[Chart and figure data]

>>

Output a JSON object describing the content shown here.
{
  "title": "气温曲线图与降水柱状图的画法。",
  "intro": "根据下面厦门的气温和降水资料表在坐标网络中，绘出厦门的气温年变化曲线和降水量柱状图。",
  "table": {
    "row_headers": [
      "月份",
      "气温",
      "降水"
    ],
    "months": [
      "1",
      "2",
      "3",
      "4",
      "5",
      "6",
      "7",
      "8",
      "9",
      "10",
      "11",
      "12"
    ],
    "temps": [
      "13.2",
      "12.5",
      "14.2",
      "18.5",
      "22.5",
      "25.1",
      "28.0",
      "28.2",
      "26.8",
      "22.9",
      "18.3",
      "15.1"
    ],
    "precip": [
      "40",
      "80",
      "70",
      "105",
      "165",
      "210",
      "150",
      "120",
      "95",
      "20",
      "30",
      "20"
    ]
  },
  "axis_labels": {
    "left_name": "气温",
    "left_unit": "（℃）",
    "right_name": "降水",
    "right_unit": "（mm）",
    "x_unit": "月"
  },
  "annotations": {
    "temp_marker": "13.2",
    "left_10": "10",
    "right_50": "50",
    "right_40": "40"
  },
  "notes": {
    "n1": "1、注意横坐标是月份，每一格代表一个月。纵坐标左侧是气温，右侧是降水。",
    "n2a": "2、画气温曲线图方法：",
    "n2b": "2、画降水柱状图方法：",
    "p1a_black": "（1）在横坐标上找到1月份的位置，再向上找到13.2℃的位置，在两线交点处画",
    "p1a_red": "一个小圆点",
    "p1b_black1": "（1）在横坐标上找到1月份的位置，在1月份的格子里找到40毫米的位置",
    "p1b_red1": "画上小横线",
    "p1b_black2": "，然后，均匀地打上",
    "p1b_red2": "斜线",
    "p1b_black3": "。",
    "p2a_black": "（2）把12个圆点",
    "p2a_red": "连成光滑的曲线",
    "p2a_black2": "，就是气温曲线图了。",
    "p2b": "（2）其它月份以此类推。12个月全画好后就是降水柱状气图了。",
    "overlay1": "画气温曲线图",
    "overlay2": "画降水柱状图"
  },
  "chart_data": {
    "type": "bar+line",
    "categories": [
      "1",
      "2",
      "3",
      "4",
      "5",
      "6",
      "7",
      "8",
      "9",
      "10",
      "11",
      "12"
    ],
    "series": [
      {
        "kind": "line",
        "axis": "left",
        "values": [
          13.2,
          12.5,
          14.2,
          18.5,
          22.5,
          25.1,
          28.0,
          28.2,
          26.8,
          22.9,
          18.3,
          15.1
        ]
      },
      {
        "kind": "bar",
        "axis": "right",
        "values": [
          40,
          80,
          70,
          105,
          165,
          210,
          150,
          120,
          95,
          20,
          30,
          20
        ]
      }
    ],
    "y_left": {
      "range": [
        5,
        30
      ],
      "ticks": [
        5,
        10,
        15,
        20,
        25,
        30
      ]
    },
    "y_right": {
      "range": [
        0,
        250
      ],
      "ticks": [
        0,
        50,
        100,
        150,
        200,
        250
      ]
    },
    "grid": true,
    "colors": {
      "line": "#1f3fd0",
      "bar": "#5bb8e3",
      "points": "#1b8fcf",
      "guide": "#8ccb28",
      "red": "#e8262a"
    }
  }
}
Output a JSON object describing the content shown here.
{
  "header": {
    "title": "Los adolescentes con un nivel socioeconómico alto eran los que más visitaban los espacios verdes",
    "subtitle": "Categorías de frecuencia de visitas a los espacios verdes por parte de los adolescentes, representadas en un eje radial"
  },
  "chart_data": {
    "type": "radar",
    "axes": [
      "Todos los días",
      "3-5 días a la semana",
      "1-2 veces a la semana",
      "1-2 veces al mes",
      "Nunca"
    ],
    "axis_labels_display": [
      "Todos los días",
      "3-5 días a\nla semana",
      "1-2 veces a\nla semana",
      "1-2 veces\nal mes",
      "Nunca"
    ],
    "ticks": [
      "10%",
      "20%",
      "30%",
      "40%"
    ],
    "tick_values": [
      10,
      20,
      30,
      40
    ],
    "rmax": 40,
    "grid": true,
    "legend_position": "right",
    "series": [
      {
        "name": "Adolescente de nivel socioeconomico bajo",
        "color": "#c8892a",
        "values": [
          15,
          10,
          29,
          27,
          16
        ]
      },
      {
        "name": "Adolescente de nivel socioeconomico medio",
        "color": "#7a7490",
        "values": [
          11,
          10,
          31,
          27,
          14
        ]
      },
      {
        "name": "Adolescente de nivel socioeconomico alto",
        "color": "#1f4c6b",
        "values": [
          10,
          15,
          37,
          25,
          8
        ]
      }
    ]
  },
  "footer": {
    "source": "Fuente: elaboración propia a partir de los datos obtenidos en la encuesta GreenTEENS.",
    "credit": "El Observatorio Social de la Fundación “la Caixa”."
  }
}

<<

DIRECTIVE: Extract all the material, leaving every line as it is.

EXERCISE RESPONSE:
Output a JSON object describing the content shown here.
{
  "title": "气温曲线图与降水柱状图的画法。",
  "intro": "根据下面厦门的气温和降水资料表在坐标网络中，绘出厦门的气温年变化曲线和降水量柱状图。",
  "table": {
    "row_headers": [
      "月份",
      "气温",
      "降水"
    ],
    "months": [
      "1",
      "2",
      "3",
      "4",
      "5",
      "6",
      "7",
      "8",
      "9",
      "10",
      "11",
      "12"
    ],
    "temps": [
      "13.2",
      "12.5",
      "14.2",
      "18.5",
      "22.5",
      "25.1",
      "28.0",
      "28.2",
      "26.8",
      "22.9",
      "18.3",
      "15.1"
    ],
    "precip": [
      "40",
      "80",
      "70",
      "105",
      "165",
      "210",
      "150",
      "120",
      "95",
      "20",
      "30",
      "20"
    ]
  },
  "axis_labels": {
    "left_name": "气温",
    "left_unit": "（℃）",
    "right_name": "降水",
    "right_unit": "（mm）",
    "x_unit": "月"
  },
  "annotations": {
    "temp_marker": "13.2",
    "left_10": "10",
    "right_50": "50",
    "right_40": "40"
  },
  "notes": {
    "n1": "1、注意横坐标是月份，每一格代表一个月。纵坐标左侧是气温，右侧是降水。",
    "n2a": "2、画气温曲线图方法：",
    "n2b": "2、画降水柱状图方法：",
    "p1a_black": "（1）在横坐标上找到1月份的位置，再向上找到13.2℃的位置，在两线交点处画",
    "p1a_red": "一个小圆点",
    "p1b_black1": "（1）在横坐标上找到1月份的位置，在1月份的格子里找到40毫米的位置",
    "p1b_red1": "画上小横线",
    "p1b_black2": "，然后，均匀地打上",
    "p1b_red2": "斜线",
    "p1b_black3": "。",
    "p2a_black": "（2）把12个圆点",
    "p2a_red": "连成光滑的曲线",
    "p2a_black2": "，就是气温曲线图了。",
    "p2b": "（2）其它月份以此类推。12个月全画好后就是降水柱状气图了。",
    "overlay1": "画气温曲线图",
    "overlay2": "画降水柱状图"
  },
  "chart_data": {
    "type": "bar+line",
    "categories": [
      "1",
      "2",
      "3",
      "4",
      "5",
      "6",
      "7",
      "8",
      "9",
      "10",
      "11",
      "12"
    ],
    "series": [
      {
        "kind": "line",
        "axis": "left",
        "values": [
          13.2,
          12.5,
          14.2,
          18.5,
          22.5,
          25.1,
          28.0,
          28.2,
          26.8,
          22.9,
          18.3,
          15.1
        ]
      },
      {
        "kind": "bar",
        "axis": "right",
        "values": [
          40,
          80,
          70,
          105,
          165,
          210,
          150,
          120,
          95,
          20,
          30,
          20
        ]
      }
    ],
    "y_left": {
      "range": [
        5,
        30
      ],
      "ticks": [
        5,
        10,
        15,
        20,
        25,
        30
      ]
    },
    "y_right": {
      "range": [
        0,
        250
      ],
      "ticks": [
        0,
        50,
        100,
        150,
        200,
        250
      ]
    },
    "grid": true,
    "colors": {
      "line": "#1f3fd0",
      "bar": "#5bb8e3",
      "points": "#1b8fcf",
      "guide": "#8ccb28",
      "red": "#e8262a"
    }
  }
}
Output a JSON object describing the content shown here.
{
  "header": {
    "title": "Los adolescentes con un nivel socioeconómico alto eran los que más visitaban los espacios verdes",
    "subtitle": "Categorías de frecuencia de visitas a los espacios verdes por parte de los adolescentes, representadas en un eje radial"
  },
  "chart_data": {
    "type": "radar",
    "axes": [
      "Todos los días",
      "3-5 días a la semana",
      "1-2 veces a la semana",
      "1-2 veces al mes",
      "Nunca"
    ],
    "axis_labels_display": [
      "Todos los días",
      "3-5 días a\nla semana",
      "1-2 veces a\nla semana",
      "1-2 veces\nal mes",
      "Nunca"
    ],
    "ticks": [
      "10%",
      "20%",
      "30%",
      "40%"
    ],
    "tick_values": [
      10,
      20,
      30,
      40
    ],
    "rmax": 40,
    "grid": true,
    "legend_position": "right",
    "series": [
      {
        "name": "Adolescente de nivel socioeconomico bajo",
        "color": "#c8892a",
        "values": [
          15,
          10,
          29,
          27,
          16
        ]
      },
      {
        "name": "Adolescente de nivel socioeconomico medio",
        "color": "#7a7490",
        "values": [
          11,
          10,
          31,
          27,
          14
        ]
      },
      {
        "name": "Adolescente de nivel socioeconomico alto",
        "color": "#1f4c6b",
        "values": [
          10,
          15,
          37,
          25,
          8
        ]
      }
    ]
  },
  "footer": {
    "source": "Fuente: elaboración propia a partir de los datos obtenidos en la encuesta GreenTEENS.",
    "credit": "El Observatorio Social de la Fundación “la Caixa”."
  }
}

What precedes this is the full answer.